EXERCISE REQUIREMENTS: Write out the data below exactly as it appears, line for line, but leave out the pictures.

RECORD EXCERPTS:
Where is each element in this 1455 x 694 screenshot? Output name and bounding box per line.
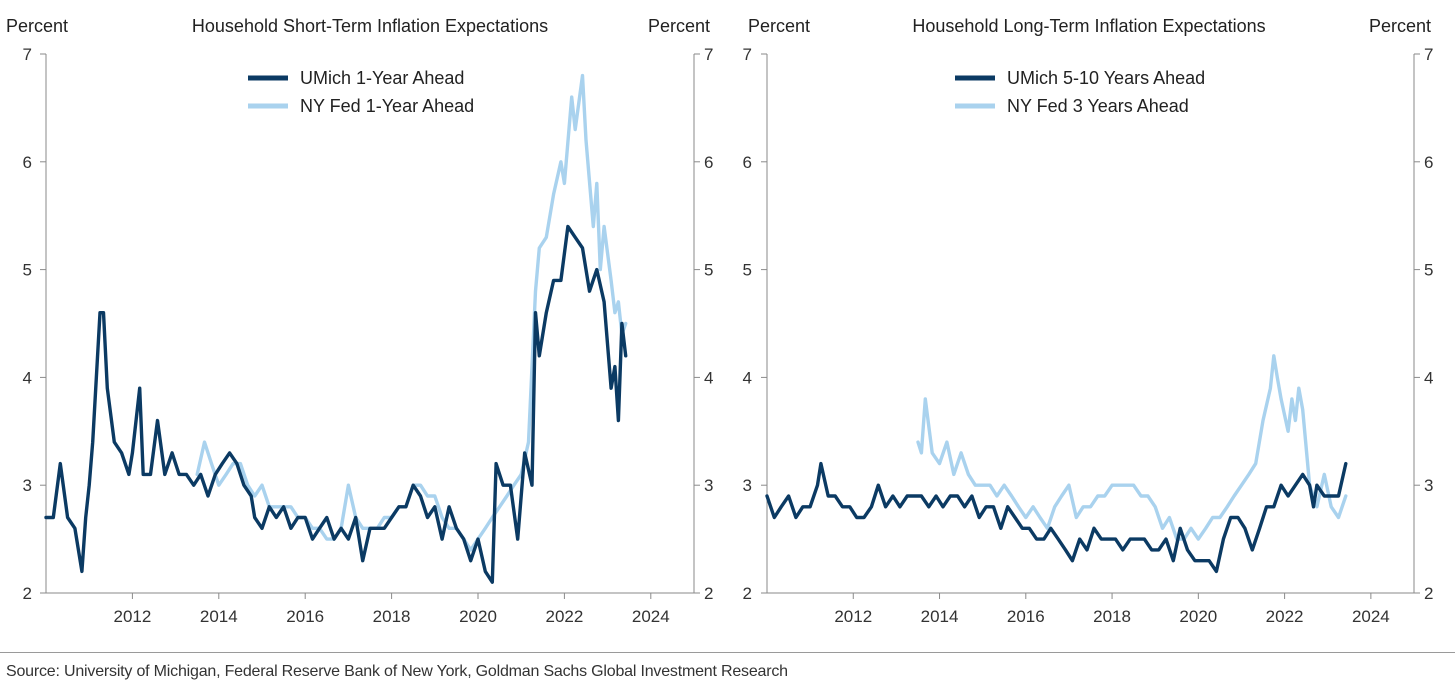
x-tick-label: 2020 [1179,607,1217,626]
y-tick-label-right: 3 [1424,476,1433,495]
y-tick-label-left: 2 [23,584,32,603]
chart-title: Household Long-Term Inflation Expectatio… [912,16,1265,36]
legend-label: UMich 5-10 Years Ahead [1007,68,1205,88]
y-tick-label-right: 6 [704,153,713,172]
right-axis-unit: Percent [648,16,710,36]
legend-label: NY Fed 3 Years Ahead [1007,96,1189,116]
x-tick-label: 2018 [1093,607,1131,626]
y-tick-label-left: 7 [23,45,32,64]
y-tick-label-left: 6 [743,153,752,172]
y-tick-label-left: 5 [743,261,752,280]
left-axis-unit: Percent [748,16,810,36]
y-tick-label-left: 2 [743,584,752,603]
x-tick-label: 2012 [834,607,872,626]
y-tick-label-right: 7 [1424,45,1433,64]
x-tick-label: 2018 [373,607,411,626]
series-line-0 [765,461,1348,574]
series-line-1 [916,354,1348,541]
short-term-chart: Percent Household Short-Term Inflation E… [6,16,713,626]
charts-canvas: Percent Household Short-Term Inflation E… [6,16,1434,626]
y-tick-label-right: 5 [704,261,713,280]
x-tick-label: 2014 [921,607,959,626]
x-tick-label: 2022 [1266,607,1304,626]
y-tick-label-right: 3 [704,476,713,495]
y-tick-label-right: 5 [1424,261,1433,280]
y-tick-label-left: 4 [23,368,32,387]
x-tick-label: 2024 [1352,607,1390,626]
y-tick-label-left: 5 [23,261,32,280]
x-tick-label: 2016 [1007,607,1045,626]
y-tick-label-left: 3 [743,476,752,495]
source-divider [0,652,1455,653]
legend-label: NY Fed 1-Year Ahead [300,96,474,116]
y-tick-label-right: 2 [704,584,713,603]
x-tick-label: 2020 [459,607,497,626]
y-tick-label-left: 4 [743,368,752,387]
y-tick-label-right: 4 [1424,368,1433,387]
y-tick-label-left: 7 [743,45,752,64]
source-note: Source: University of Michigan, Federal … [6,663,788,680]
y-tick-label-left: 6 [23,153,32,172]
x-tick-label: 2016 [286,607,324,626]
x-tick-label: 2024 [632,607,670,626]
y-tick-label-right: 6 [1424,153,1433,172]
long-term-chart: Percent Household Long-Term Inflation Ex… [743,16,1434,626]
series-line-0 [44,224,628,584]
x-tick-label: 2012 [113,607,151,626]
x-tick-label: 2014 [200,607,238,626]
series-line-1 [195,73,628,552]
left-axis-unit: Percent [6,16,68,36]
legend-label: UMich 1-Year Ahead [300,68,464,88]
right-axis-unit: Percent [1369,16,1431,36]
y-tick-label-right: 7 [704,45,713,64]
x-tick-label: 2022 [545,607,583,626]
y-tick-label-right: 2 [1424,584,1433,603]
y-tick-label-right: 4 [704,368,713,387]
chart-title: Household Short-Term Inflation Expectati… [192,16,548,36]
y-tick-label-left: 3 [23,476,32,495]
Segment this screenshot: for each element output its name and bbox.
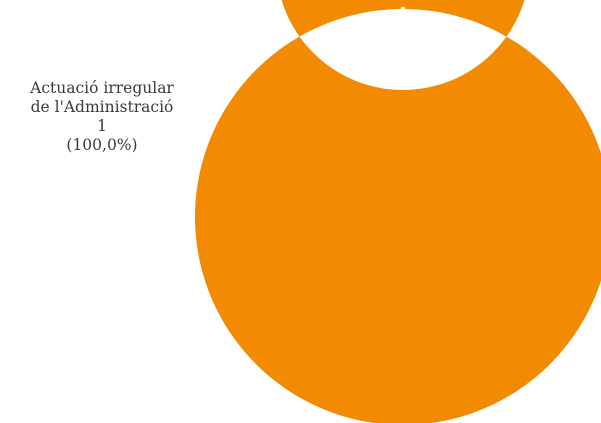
donut-slices <box>195 0 601 423</box>
slice-label-percent: (100,0%) <box>66 136 138 154</box>
slice-label-category-line2: de l'Administració <box>30 98 174 116</box>
donut-slice <box>195 0 601 423</box>
slice-label-value: 1 <box>97 117 107 135</box>
slice-label-category-line1: Actuació irregular <box>30 79 174 97</box>
slice-label: Actuació irregular de l'Administració 1 … <box>14 79 190 155</box>
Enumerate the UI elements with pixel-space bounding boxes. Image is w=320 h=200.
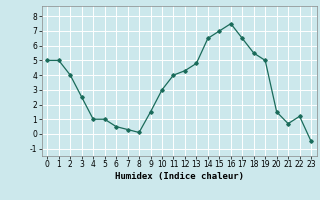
X-axis label: Humidex (Indice chaleur): Humidex (Indice chaleur) — [115, 172, 244, 181]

THE REPLY:
Where is each element in this 1455 x 694 screenshot? Output name and bounding box per line.
x-tick-label: 2020 [1179,607,1217,626]
y-tick-label-right: 3 [1424,476,1433,495]
y-tick-label-left: 2 [23,584,32,603]
chart-title: Household Long-Term Inflation Expectatio… [912,16,1265,36]
legend-label: UMich 5-10 Years Ahead [1007,68,1205,88]
y-tick-label-right: 6 [704,153,713,172]
right-axis-unit: Percent [648,16,710,36]
legend-label: NY Fed 3 Years Ahead [1007,96,1189,116]
x-tick-label: 2018 [1093,607,1131,626]
y-tick-label-left: 7 [23,45,32,64]
y-tick-label-left: 6 [743,153,752,172]
y-tick-label-left: 5 [743,261,752,280]
left-axis-unit: Percent [748,16,810,36]
y-tick-label-left: 2 [743,584,752,603]
x-tick-label: 2012 [834,607,872,626]
y-tick-label-right: 7 [1424,45,1433,64]
x-tick-label: 2018 [373,607,411,626]
series-line-0 [765,461,1348,574]
series-line-1 [916,354,1348,541]
short-term-chart: Percent Household Short-Term Inflation E… [6,16,713,626]
charts-canvas: Percent Household Short-Term Inflation E… [6,16,1434,626]
y-tick-label-right: 5 [704,261,713,280]
x-tick-label: 2014 [921,607,959,626]
x-tick-label: 2022 [1266,607,1304,626]
y-tick-label-right: 3 [704,476,713,495]
y-tick-label-right: 5 [1424,261,1433,280]
y-tick-label-left: 4 [23,368,32,387]
x-tick-label: 2024 [1352,607,1390,626]
y-tick-label-left: 5 [23,261,32,280]
x-tick-label: 2016 [1007,607,1045,626]
y-tick-label-left: 3 [743,476,752,495]
source-divider [0,652,1455,653]
legend-label: NY Fed 1-Year Ahead [300,96,474,116]
y-tick-label-right: 2 [704,584,713,603]
x-tick-label: 2020 [459,607,497,626]
y-tick-label-left: 4 [743,368,752,387]
y-tick-label-right: 4 [1424,368,1433,387]
y-tick-label-left: 7 [743,45,752,64]
source-note: Source: University of Michigan, Federal … [6,663,788,680]
y-tick-label-left: 6 [23,153,32,172]
x-tick-label: 2016 [286,607,324,626]
x-tick-label: 2024 [632,607,670,626]
y-tick-label-right: 6 [1424,153,1433,172]
long-term-chart: Percent Household Long-Term Inflation Ex… [743,16,1434,626]
series-line-0 [44,224,628,584]
x-tick-label: 2012 [113,607,151,626]
x-tick-label: 2014 [200,607,238,626]
series-line-1 [195,73,628,552]
left-axis-unit: Percent [6,16,68,36]
legend-label: UMich 1-Year Ahead [300,68,464,88]
right-axis-unit: Percent [1369,16,1431,36]
y-tick-label-right: 7 [704,45,713,64]
x-tick-label: 2022 [545,607,583,626]
y-tick-label-right: 2 [1424,584,1433,603]
y-tick-label-right: 4 [704,368,713,387]
chart-title: Household Short-Term Inflation Expectati… [192,16,548,36]
y-tick-label-left: 3 [23,476,32,495]
Segment this screenshot: for each element output its name and bbox.
donut-slices <box>195 0 601 423</box>
slice-label-percent: (100,0%) <box>66 136 138 154</box>
slice-label-category-line2: de l'Administració <box>30 98 174 116</box>
donut-slice <box>195 0 601 423</box>
slice-label-value: 1 <box>97 117 107 135</box>
slice-label-category-line1: Actuació irregular <box>30 79 174 97</box>
slice-label: Actuació irregular de l'Administració 1 … <box>14 79 190 155</box>
Enumerate the UI elements with pixel-space bounding boxes. Image is w=320 h=200.
X-axis label: Humidex (Indice chaleur): Humidex (Indice chaleur) — [115, 172, 244, 181]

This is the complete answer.